[[ Page excerpt, beginning ]]

Vazquez had ventured into the grocery business in honor of her father, who could not read or write but opened a successful market back in Puerto Rico, and she saw Graham as a kindred spirit who was also following a father’s example. I asked Vazquez what she had learned from her dad, and she didn’t hesitate: “Loyalty. Caring. And you’ve got to be a worker to get ahead.” Graham was nodding intently, so I asked what she had learned from her dad, and got a much less confident, borderline copycat response. “Prescilla’s answers were great,” she said, then stopped to think. “Caring, definitely. Being in a position to help people, make a difference in their lives.” Another pause. “And working hard?”
It was striking how Vazquez looked like the smooth politician while Graham, wearing an apron and a hairnet for dishwashing duty, looked like the admiring constituent. “Prescilla, when can we get you to run for office?” joked Graham’s communications director, Matt Harringer, a joke that felt a bit too on the nose.
Privately, the other Democratic campaigns all describe Graham as a nice lady who lacks a certain oomph, basically unobjectionable but far from inspirational. She isn’t a compelling orator like Gillum. She isn’t an aggressive brawler like Levine. She doesn’t have the “commanding presence” that’s often attributed to alpha male politicians. “She comes across as likable, but people want someone fresh, someone who will fight,” said an aide to a rival campaign. Internal polls show that virtually all Democrats who know her father like him, and she mentions him as often as she mentions Trump. But Florida is a fast-growing and fast-changing state, and about 40 percent of the primary electorate has no idea who he is. David Pierson, who was Bob Graham’s media adviser in his first race for governor—a race he began with 1 percent name recognition—told me Gwen is relying too heavily on her family legacy.
“She needs to wean herself away from Daddy a bit,” Pierson said.

[[ Page excerpt, end ]]
[[ Record set, beginning ]]

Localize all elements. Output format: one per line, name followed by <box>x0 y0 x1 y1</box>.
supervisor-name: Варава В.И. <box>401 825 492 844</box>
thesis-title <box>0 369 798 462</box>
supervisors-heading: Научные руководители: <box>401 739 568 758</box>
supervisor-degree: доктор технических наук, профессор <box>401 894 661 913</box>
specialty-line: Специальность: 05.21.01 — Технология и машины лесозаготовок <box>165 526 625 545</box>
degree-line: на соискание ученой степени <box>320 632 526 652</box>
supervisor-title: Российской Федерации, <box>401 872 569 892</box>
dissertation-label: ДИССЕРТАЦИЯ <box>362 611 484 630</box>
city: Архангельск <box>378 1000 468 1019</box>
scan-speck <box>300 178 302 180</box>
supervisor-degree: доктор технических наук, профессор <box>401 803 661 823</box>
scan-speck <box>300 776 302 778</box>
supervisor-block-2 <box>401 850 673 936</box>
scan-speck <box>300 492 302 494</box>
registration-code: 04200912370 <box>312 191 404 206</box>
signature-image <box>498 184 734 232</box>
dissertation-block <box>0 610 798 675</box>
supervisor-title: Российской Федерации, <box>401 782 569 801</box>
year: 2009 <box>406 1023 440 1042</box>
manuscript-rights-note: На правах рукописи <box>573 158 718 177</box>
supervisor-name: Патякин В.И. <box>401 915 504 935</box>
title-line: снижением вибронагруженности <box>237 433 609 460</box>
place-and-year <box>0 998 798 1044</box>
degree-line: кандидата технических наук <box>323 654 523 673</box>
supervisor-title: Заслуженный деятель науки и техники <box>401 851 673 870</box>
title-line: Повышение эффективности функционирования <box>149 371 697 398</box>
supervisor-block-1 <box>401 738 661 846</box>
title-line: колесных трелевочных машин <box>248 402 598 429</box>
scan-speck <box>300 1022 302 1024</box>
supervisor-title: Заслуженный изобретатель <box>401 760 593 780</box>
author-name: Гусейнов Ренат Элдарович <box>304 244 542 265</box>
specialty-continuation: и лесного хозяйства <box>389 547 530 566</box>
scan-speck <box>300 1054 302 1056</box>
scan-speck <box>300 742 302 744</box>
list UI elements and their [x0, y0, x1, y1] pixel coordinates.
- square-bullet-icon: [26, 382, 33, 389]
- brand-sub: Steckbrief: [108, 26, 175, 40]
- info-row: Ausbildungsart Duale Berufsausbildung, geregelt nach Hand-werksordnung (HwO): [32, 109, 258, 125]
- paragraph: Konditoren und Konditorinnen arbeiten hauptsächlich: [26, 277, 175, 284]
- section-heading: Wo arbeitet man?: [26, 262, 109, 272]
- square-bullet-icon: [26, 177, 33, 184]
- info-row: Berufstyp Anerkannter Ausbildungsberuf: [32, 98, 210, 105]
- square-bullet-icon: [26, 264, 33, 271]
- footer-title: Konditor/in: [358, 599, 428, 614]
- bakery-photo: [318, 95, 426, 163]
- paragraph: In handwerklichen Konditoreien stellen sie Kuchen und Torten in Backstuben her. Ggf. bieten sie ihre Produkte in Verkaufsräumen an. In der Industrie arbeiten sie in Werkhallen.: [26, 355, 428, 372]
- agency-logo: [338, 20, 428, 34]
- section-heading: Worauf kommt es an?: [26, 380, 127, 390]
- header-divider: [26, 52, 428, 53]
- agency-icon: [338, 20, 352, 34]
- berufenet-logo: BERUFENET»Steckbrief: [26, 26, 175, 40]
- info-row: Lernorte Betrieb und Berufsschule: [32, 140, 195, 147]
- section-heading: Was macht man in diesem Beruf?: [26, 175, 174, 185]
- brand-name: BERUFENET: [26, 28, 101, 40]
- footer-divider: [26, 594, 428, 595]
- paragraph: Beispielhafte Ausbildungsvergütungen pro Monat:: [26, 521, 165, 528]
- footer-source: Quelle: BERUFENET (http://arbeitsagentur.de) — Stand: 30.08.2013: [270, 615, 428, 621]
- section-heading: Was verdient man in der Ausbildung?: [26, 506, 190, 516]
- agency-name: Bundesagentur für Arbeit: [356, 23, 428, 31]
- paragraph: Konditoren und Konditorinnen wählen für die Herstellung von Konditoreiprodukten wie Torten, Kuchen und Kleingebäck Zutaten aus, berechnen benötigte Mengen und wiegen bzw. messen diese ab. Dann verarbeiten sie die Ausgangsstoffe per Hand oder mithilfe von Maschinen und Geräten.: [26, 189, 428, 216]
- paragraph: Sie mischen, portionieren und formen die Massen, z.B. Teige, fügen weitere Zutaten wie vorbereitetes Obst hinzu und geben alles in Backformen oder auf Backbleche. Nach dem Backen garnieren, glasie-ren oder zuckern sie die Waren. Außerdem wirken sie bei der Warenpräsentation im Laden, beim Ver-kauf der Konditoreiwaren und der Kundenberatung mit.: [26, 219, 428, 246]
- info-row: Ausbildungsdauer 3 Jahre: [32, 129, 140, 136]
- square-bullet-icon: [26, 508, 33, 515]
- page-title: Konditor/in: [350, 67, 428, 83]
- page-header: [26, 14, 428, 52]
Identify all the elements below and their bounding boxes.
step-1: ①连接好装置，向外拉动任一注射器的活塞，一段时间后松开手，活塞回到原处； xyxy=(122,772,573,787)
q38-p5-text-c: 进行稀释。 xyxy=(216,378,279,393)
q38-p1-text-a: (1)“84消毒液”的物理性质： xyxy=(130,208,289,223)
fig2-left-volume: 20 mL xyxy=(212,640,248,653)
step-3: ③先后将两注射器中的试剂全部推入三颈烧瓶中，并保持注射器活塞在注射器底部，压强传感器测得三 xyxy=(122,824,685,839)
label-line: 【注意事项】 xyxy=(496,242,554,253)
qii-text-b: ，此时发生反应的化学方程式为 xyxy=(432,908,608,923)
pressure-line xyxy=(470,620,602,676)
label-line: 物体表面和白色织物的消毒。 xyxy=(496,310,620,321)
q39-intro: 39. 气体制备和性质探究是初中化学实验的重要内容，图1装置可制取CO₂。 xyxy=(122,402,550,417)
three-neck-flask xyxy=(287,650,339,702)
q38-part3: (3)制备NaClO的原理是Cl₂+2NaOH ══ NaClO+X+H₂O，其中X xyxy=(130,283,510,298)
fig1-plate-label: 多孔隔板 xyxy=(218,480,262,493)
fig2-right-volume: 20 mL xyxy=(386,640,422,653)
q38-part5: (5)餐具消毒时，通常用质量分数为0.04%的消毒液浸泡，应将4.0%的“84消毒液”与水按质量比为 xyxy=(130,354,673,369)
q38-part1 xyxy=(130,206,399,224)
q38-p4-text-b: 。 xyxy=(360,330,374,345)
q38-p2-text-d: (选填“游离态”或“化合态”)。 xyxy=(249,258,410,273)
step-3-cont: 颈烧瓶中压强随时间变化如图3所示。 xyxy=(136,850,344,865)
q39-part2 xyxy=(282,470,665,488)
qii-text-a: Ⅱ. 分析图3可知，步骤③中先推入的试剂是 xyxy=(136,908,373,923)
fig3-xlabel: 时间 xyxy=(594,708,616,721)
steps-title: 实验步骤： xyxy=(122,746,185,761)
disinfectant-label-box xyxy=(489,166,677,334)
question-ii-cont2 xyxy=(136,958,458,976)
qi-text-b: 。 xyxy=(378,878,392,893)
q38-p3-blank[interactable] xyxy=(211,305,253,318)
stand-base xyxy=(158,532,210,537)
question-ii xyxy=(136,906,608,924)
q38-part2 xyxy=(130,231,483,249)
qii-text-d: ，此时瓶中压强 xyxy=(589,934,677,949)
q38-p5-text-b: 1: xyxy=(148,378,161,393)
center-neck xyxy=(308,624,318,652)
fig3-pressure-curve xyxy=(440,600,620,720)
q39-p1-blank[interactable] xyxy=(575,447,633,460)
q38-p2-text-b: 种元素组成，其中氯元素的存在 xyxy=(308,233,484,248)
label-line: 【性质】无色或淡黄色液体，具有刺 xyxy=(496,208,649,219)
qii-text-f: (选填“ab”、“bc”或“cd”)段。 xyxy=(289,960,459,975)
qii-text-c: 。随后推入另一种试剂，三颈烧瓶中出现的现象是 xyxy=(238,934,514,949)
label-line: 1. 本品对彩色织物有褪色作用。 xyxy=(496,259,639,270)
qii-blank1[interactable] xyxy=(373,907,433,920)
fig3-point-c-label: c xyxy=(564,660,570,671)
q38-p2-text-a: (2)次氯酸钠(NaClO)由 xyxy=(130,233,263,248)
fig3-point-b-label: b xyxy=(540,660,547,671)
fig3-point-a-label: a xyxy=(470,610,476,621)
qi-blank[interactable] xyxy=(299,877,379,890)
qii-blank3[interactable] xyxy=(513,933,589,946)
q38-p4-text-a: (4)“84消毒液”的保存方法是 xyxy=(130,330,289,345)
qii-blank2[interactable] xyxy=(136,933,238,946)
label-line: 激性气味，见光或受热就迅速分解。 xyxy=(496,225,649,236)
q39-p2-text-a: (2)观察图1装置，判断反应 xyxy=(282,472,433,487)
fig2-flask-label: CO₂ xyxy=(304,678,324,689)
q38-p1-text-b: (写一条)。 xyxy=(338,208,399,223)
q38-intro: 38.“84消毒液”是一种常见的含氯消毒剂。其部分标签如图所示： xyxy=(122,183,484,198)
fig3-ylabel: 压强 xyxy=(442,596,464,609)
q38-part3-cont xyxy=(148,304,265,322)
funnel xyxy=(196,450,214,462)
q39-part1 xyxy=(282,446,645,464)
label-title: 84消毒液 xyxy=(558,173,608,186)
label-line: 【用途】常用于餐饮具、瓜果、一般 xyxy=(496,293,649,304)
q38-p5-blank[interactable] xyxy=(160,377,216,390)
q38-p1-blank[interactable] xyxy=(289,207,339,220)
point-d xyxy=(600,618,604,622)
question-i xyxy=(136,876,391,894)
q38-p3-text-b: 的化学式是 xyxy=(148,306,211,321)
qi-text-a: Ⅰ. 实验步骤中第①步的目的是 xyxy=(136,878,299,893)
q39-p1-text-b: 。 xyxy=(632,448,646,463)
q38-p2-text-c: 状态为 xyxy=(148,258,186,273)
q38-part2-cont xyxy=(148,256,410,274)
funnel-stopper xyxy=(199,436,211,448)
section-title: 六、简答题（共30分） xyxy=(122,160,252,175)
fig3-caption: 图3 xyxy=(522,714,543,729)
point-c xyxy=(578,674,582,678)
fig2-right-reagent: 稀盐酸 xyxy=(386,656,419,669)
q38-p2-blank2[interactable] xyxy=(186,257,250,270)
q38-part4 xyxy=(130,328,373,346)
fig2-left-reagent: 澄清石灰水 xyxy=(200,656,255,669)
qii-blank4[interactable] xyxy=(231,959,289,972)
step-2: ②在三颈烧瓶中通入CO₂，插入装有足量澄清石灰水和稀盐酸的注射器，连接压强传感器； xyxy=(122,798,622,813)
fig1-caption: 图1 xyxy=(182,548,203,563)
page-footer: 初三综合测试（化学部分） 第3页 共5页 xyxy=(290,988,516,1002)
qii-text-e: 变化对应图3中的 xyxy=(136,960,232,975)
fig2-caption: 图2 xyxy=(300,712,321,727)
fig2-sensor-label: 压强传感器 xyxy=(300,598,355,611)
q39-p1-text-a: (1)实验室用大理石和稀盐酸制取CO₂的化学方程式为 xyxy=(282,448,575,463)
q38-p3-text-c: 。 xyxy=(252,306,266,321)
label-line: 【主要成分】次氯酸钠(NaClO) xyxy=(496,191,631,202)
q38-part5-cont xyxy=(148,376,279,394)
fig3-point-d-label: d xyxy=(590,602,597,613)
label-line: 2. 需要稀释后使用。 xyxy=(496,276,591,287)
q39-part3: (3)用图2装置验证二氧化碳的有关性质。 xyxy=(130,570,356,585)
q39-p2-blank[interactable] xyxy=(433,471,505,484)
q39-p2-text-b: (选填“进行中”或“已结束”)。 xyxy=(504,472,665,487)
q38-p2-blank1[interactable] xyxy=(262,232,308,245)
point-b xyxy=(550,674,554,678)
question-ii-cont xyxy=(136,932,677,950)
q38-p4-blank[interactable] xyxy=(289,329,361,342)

[[ Record set, end ]]

◆ Activity list:
1. Translate this sentence from the campaign profile into Spanish: "Privately, the other Democratic campaigns all describe Graham as a nice lady who lacks a certain oomph, basically unobjectionable but far from inspirational."
2. Carry on the profile of Gwen Graham's campaign from its last sentence.

◆ Replies:
1. En privado, las demás campañas demócratas describen a Graham como una señora amable a la que le falta cierto empuje, básicamente inobjetable pero lejos de ser inspiradora.

2.
Gillum has more passionate support among grass-roots progressives than Graham does, and as a self-funder from the cruise-ship industry, Levine has more money; he’s already spent $7 million on TV ads, while Graham isn’t on the air. Then again, Gillum’s mayoral administration is embroiled in an FBI investigation, and Levine was an abrasive mayor who picked Trump-like fights with the media. The Graham theory of 2018 is that voters will be attracted to the ordinary virtues that Trump flouts every day—compassion, kindness, competence, integrity, diversity, frugality. It’s a quieter kind of model for inspirational leadership.
At La Placita Latina, Graham chatted up a Puerto Rican cashier named Maggalis Sanchez, who took her to see the cramped motel room across the street where she has lived with her four sons since Hurricane Maria. She’s saving up for an apartment so that her 10-year-old won’t have to sleep on a towel on the floor. She works overtime every week, whenever Vazquez needs her.
“Trump just doesn’t care about people like us,” Sanchez said.
“I care,” Graham said, wrapping her in a hug.
Graham believes the midterms will be a crushing referendum on Trumpism, a sweeping validation of caring and loving and maybe even boring. Trump has defied fact-checkers, defended race warriors, and hurled middle-school insults—and 2018 could be a comeback for norms, a comeback for normal.
Of course, most Democrats thought Trumpism would get crushed in 2016, paving the way for the first female president. For many Democrats, anything less than a sweeping blue wave in November would ratify behavior that used to be called deplorable without political implications. Graham often finds herself texting with her daughter or her mother about the latest news: Can you believe he did that? “I’m in despair for this nation,” Adele Graham says. “I can’t believe it’s who we are.”
The campaigns that help illuminate who we are as a nation are inevitably contests of messaging and branding and showmanship—and the Graham show will never be able to compete with the Trump show. But campaigns are also contests of values, and the midterm elections will help indicate whether more Americans share Graham’s or Trump’s. “We need normal. We need reasonable. We need steady,” Adele says. “I’m not so sure we need theatrical. We’ve got plenty of theatrical right now.”